GOAL OF THE EXERCISE
Locate the lines where "uniaxial" occurs and copy them as they stand.

****

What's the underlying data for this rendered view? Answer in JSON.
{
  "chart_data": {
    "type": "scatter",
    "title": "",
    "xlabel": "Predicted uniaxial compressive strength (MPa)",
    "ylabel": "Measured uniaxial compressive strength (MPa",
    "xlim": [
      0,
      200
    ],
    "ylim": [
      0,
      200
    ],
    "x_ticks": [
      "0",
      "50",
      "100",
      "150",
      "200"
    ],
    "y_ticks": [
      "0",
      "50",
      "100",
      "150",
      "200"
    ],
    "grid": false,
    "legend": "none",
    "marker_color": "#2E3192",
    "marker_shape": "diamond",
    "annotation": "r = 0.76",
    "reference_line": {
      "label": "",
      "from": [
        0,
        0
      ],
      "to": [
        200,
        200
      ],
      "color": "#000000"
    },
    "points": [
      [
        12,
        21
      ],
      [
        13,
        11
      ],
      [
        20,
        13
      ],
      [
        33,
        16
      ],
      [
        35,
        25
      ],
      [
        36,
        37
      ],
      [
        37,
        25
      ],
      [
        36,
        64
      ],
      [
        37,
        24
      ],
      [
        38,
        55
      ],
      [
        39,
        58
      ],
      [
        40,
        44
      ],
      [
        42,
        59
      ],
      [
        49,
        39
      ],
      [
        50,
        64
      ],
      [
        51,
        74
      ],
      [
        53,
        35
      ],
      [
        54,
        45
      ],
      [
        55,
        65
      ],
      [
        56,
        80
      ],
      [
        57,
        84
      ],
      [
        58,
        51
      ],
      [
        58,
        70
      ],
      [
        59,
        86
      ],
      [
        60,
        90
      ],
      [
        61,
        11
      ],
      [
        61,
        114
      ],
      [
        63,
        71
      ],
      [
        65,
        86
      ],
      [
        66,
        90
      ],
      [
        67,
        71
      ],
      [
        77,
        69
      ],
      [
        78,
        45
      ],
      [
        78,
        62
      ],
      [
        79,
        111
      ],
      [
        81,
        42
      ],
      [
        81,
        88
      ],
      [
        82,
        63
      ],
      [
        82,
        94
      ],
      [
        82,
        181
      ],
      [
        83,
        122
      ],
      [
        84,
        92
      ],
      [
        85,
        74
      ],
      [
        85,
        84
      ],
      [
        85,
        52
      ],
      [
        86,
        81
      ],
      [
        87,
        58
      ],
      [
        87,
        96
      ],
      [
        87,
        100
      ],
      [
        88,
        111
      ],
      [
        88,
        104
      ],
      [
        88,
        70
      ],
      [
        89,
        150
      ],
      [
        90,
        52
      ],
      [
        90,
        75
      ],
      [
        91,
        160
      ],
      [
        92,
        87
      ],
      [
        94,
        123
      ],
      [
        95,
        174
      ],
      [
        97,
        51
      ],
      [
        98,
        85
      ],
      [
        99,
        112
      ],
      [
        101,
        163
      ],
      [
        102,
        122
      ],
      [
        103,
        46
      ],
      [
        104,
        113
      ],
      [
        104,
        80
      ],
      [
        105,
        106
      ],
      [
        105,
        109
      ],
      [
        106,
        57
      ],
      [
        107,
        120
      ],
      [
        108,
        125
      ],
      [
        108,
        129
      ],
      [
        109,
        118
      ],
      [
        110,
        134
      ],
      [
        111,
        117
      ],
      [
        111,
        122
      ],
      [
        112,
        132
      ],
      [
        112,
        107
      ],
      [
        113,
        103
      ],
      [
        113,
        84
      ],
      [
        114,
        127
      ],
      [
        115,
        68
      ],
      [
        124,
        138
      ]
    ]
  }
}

****

EXPECTED ANSWER
    "xlabel": "Predicted uniaxial compressive strength (MPa)",
    "ylabel": "Measured uniaxial compressive strength (MPa",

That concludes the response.